=== Task to complete ===
Write the data out again exactly, dropping any images it holds.

Entries taken from a collection
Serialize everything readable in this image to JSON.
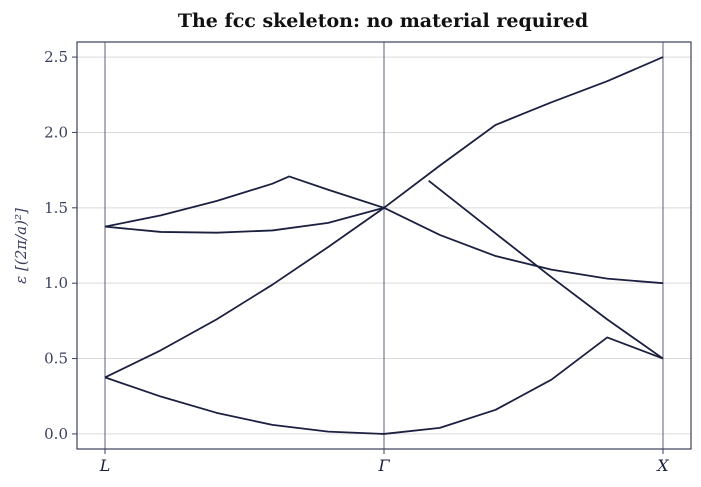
{
  "chart_data": {
    "type": "line",
    "title": "The fcc skeleton: no material required",
    "ylabel": "ε [(2π/a)²]",
    "xlabel": "",
    "ylim": [
      -0.1,
      2.6
    ],
    "xlim": [
      -0.1,
      1.0
    ],
    "yticks": [
      0.0,
      0.5,
      1.0,
      1.5,
      2.0,
      2.5
    ],
    "ytick_labels": [
      "0.0",
      "0.5",
      "1.0",
      "1.5",
      "2.0",
      "2.5"
    ],
    "xticks": [
      {
        "pos": 0.0,
        "label": "L"
      },
      {
        "pos": 0.5,
        "label": "Γ"
      },
      {
        "pos": 1.0,
        "label": "X"
      }
    ],
    "grid": "horizontal",
    "vlines_at": [
      0.0,
      0.5,
      1.0
    ],
    "line_color": "#1b2040",
    "series": [
      {
        "x": [
          0.0,
          0.1,
          0.2,
          0.3,
          0.4,
          0.5,
          0.6,
          0.7,
          0.8,
          0.9,
          1.0
        ],
        "y": [
          0.375,
          0.248,
          0.14,
          0.06,
          0.015,
          0.0,
          0.04,
          0.16,
          0.36,
          0.64,
          0.5
        ]
      },
      {
        "x": [
          0.0,
          0.1,
          0.2,
          0.3,
          0.4,
          0.5
        ],
        "y": [
          0.375,
          0.555,
          0.76,
          0.99,
          1.24,
          1.5
        ]
      },
      {
        "x": [
          0.0,
          0.1,
          0.2,
          0.3,
          0.4,
          0.5
        ],
        "y": [
          1.375,
          1.34,
          1.335,
          1.35,
          1.4,
          1.5
        ]
      },
      {
        "x": [
          0.0,
          0.1,
          0.2,
          0.3,
          0.33,
          0.4,
          0.5
        ],
        "y": [
          1.375,
          1.45,
          1.545,
          1.66,
          1.708,
          1.62,
          1.5
        ]
      },
      {
        "x": [
          0.5,
          0.6,
          0.7,
          0.75,
          0.8,
          0.9,
          1.0
        ],
        "y": [
          1.5,
          1.78,
          2.05,
          2.125,
          2.2,
          2.34,
          2.5
        ]
      },
      {
        "x": [
          0.5,
          0.6,
          0.7,
          0.8,
          0.9,
          1.0
        ],
        "y": [
          1.5,
          1.32,
          1.18,
          1.09,
          1.03,
          1.0
        ]
      },
      {
        "x": [
          0.58,
          0.7,
          0.8,
          0.9,
          1.0
        ],
        "y": [
          1.68,
          1.33,
          1.04,
          0.76,
          0.5
        ]
      }
    ]
  }
}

=== Exercise solution ===
Serialize everything readable in this image to JSON.
{
  "chart_data": {
    "type": "line",
    "title": "The fcc skeleton: no material required",
    "ylabel": "ε [(2π/a)²]",
    "xlabel": "",
    "ylim": [
      -0.1,
      2.6
    ],
    "xlim": [
      -0.1,
      1.0
    ],
    "yticks": [
      0.0,
      0.5,
      1.0,
      1.5,
      2.0,
      2.5
    ],
    "ytick_labels": [
      "0.0",
      "0.5",
      "1.0",
      "1.5",
      "2.0",
      "2.5"
    ],
    "xticks": [
      {
        "pos": 0.0,
        "label": "L"
      },
      {
        "pos": 0.5,
        "label": "Γ"
      },
      {
        "pos": 1.0,
        "label": "X"
      }
    ],
    "grid": "horizontal",
    "vlines_at": [
      0.0,
      0.5,
      1.0
    ],
    "line_color": "#1b2040",
    "series": [
      {
        "x": [
          0.0,
          0.1,
          0.2,
          0.3,
          0.4,
          0.5,
          0.6,
          0.7,
          0.8,
          0.9,
          1.0
        ],
        "y": [
          0.375,
          0.248,
          0.14,
          0.06,
          0.015,
          0.0,
          0.04,
          0.16,
          0.36,
          0.64,
          0.5
        ]
      },
      {
        "x": [
          0.0,
          0.1,
          0.2,
          0.3,
          0.4,
          0.5
        ],
        "y": [
          0.375,
          0.555,
          0.76,
          0.99,
          1.24,
          1.5
        ]
      },
      {
        "x": [
          0.0,
          0.1,
          0.2,
          0.3,
          0.4,
          0.5
        ],
        "y": [
          1.375,
          1.34,
          1.335,
          1.35,
          1.4,
          1.5
        ]
      },
      {
        "x": [
          0.0,
          0.1,
          0.2,
          0.3,
          0.33,
          0.4,
          0.5
        ],
        "y": [
          1.375,
          1.45,
          1.545,
          1.66,
          1.708,
          1.62,
          1.5
        ]
      },
      {
        "x": [
          0.5,
          0.6,
          0.7,
          0.75,
          0.8,
          0.9,
          1.0
        ],
        "y": [
          1.5,
          1.78,
          2.05,
          2.125,
          2.2,
          2.34,
          2.5
        ]
      },
      {
        "x": [
          0.5,
          0.6,
          0.7,
          0.8,
          0.9,
          1.0
        ],
        "y": [
          1.5,
          1.32,
          1.18,
          1.09,
          1.03,
          1.0
        ]
      },
      {
        "x": [
          0.58,
          0.7,
          0.8,
          0.9,
          1.0
        ],
        "y": [
          1.68,
          1.33,
          1.04,
          0.76,
          0.5
        ]
      }
    ]
  }
}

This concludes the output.